Make an exact copy of the data below, leaving out every picture.

-- BEGIN Supplied records --

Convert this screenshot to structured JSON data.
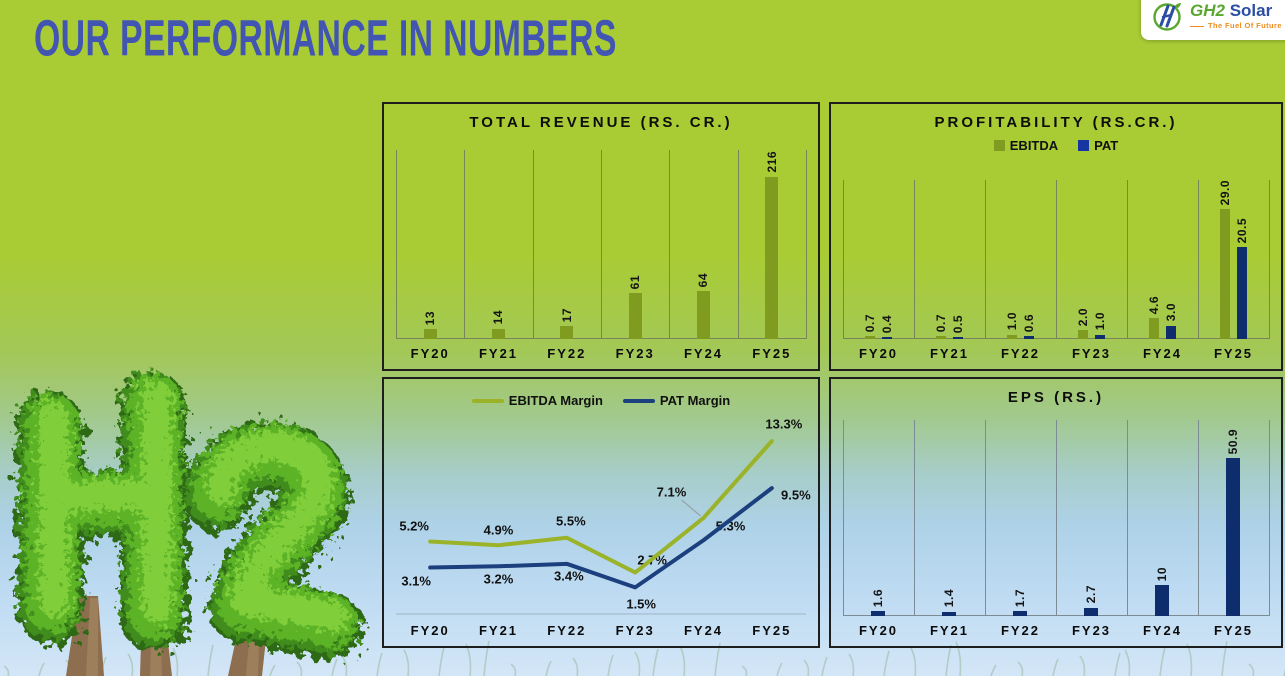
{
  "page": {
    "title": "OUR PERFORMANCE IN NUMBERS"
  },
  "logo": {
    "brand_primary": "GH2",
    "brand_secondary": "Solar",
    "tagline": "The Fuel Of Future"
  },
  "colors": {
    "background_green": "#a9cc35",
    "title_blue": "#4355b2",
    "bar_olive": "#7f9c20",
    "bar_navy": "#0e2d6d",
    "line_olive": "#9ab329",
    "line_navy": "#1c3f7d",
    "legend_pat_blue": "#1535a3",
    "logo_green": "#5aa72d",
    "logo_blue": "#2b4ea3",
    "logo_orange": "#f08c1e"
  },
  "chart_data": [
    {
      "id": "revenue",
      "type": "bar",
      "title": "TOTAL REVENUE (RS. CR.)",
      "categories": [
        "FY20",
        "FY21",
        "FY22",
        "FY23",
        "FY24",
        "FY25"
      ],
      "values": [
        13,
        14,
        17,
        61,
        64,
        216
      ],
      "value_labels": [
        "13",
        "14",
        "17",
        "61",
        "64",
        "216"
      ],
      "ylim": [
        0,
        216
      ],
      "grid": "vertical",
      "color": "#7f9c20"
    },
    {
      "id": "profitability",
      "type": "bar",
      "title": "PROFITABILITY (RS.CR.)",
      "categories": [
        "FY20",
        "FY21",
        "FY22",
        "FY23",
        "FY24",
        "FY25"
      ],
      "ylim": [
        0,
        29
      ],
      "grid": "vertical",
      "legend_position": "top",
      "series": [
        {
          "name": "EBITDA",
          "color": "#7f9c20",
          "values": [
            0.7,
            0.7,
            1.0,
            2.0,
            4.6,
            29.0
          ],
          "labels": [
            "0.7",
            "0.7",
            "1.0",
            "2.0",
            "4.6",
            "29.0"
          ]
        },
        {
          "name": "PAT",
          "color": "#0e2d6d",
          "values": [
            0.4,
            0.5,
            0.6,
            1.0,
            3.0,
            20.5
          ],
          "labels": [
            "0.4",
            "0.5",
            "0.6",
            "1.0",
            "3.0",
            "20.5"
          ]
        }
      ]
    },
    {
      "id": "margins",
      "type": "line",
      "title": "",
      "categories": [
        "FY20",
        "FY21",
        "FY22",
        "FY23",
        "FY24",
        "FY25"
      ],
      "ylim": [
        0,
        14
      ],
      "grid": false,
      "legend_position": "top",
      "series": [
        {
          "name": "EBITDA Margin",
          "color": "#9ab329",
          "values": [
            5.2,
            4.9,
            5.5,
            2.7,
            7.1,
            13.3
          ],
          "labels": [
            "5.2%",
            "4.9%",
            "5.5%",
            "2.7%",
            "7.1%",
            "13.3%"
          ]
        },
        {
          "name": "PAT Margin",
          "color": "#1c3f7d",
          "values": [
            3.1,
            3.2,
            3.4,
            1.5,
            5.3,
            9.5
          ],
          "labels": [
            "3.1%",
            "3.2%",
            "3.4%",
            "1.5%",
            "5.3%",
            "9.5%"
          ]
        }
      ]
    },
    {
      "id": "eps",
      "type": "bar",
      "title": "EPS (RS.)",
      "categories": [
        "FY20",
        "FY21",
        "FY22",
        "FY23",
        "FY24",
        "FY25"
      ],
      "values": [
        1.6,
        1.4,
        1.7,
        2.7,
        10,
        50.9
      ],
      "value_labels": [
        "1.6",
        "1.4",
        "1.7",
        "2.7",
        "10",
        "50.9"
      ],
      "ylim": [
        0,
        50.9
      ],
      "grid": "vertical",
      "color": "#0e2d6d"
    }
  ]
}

-- END Supplied records --

[Correct answer]
Convert this screenshot to structured JSON data.
{
  "page": {
    "title": "OUR PERFORMANCE IN NUMBERS"
  },
  "logo": {
    "brand_primary": "GH2",
    "brand_secondary": "Solar",
    "tagline": "The Fuel Of Future"
  },
  "colors": {
    "background_green": "#a9cc35",
    "title_blue": "#4355b2",
    "bar_olive": "#7f9c20",
    "bar_navy": "#0e2d6d",
    "line_olive": "#9ab329",
    "line_navy": "#1c3f7d",
    "legend_pat_blue": "#1535a3",
    "logo_green": "#5aa72d",
    "logo_blue": "#2b4ea3",
    "logo_orange": "#f08c1e"
  },
  "chart_data": [
    {
      "id": "revenue",
      "type": "bar",
      "title": "TOTAL REVENUE (RS. CR.)",
      "categories": [
        "FY20",
        "FY21",
        "FY22",
        "FY23",
        "FY24",
        "FY25"
      ],
      "values": [
        13,
        14,
        17,
        61,
        64,
        216
      ],
      "value_labels": [
        "13",
        "14",
        "17",
        "61",
        "64",
        "216"
      ],
      "ylim": [
        0,
        216
      ],
      "grid": "vertical",
      "color": "#7f9c20"
    },
    {
      "id": "profitability",
      "type": "bar",
      "title": "PROFITABILITY (RS.CR.)",
      "categories": [
        "FY20",
        "FY21",
        "FY22",
        "FY23",
        "FY24",
        "FY25"
      ],
      "ylim": [
        0,
        29
      ],
      "grid": "vertical",
      "legend_position": "top",
      "series": [
        {
          "name": "EBITDA",
          "color": "#7f9c20",
          "values": [
            0.7,
            0.7,
            1.0,
            2.0,
            4.6,
            29.0
          ],
          "labels": [
            "0.7",
            "0.7",
            "1.0",
            "2.0",
            "4.6",
            "29.0"
          ]
        },
        {
          "name": "PAT",
          "color": "#0e2d6d",
          "values": [
            0.4,
            0.5,
            0.6,
            1.0,
            3.0,
            20.5
          ],
          "labels": [
            "0.4",
            "0.5",
            "0.6",
            "1.0",
            "3.0",
            "20.5"
          ]
        }
      ]
    },
    {
      "id": "margins",
      "type": "line",
      "title": "",
      "categories": [
        "FY20",
        "FY21",
        "FY22",
        "FY23",
        "FY24",
        "FY25"
      ],
      "ylim": [
        0,
        14
      ],
      "grid": false,
      "legend_position": "top",
      "series": [
        {
          "name": "EBITDA Margin",
          "color": "#9ab329",
          "values": [
            5.2,
            4.9,
            5.5,
            2.7,
            7.1,
            13.3
          ],
          "labels": [
            "5.2%",
            "4.9%",
            "5.5%",
            "2.7%",
            "7.1%",
            "13.3%"
          ]
        },
        {
          "name": "PAT Margin",
          "color": "#1c3f7d",
          "values": [
            3.1,
            3.2,
            3.4,
            1.5,
            5.3,
            9.5
          ],
          "labels": [
            "3.1%",
            "3.2%",
            "3.4%",
            "1.5%",
            "5.3%",
            "9.5%"
          ]
        }
      ]
    },
    {
      "id": "eps",
      "type": "bar",
      "title": "EPS (RS.)",
      "categories": [
        "FY20",
        "FY21",
        "FY22",
        "FY23",
        "FY24",
        "FY25"
      ],
      "values": [
        1.6,
        1.4,
        1.7,
        2.7,
        10,
        50.9
      ],
      "value_labels": [
        "1.6",
        "1.4",
        "1.7",
        "2.7",
        "10",
        "50.9"
      ],
      "ylim": [
        0,
        50.9
      ],
      "grid": "vertical",
      "color": "#0e2d6d"
    }
  ]
}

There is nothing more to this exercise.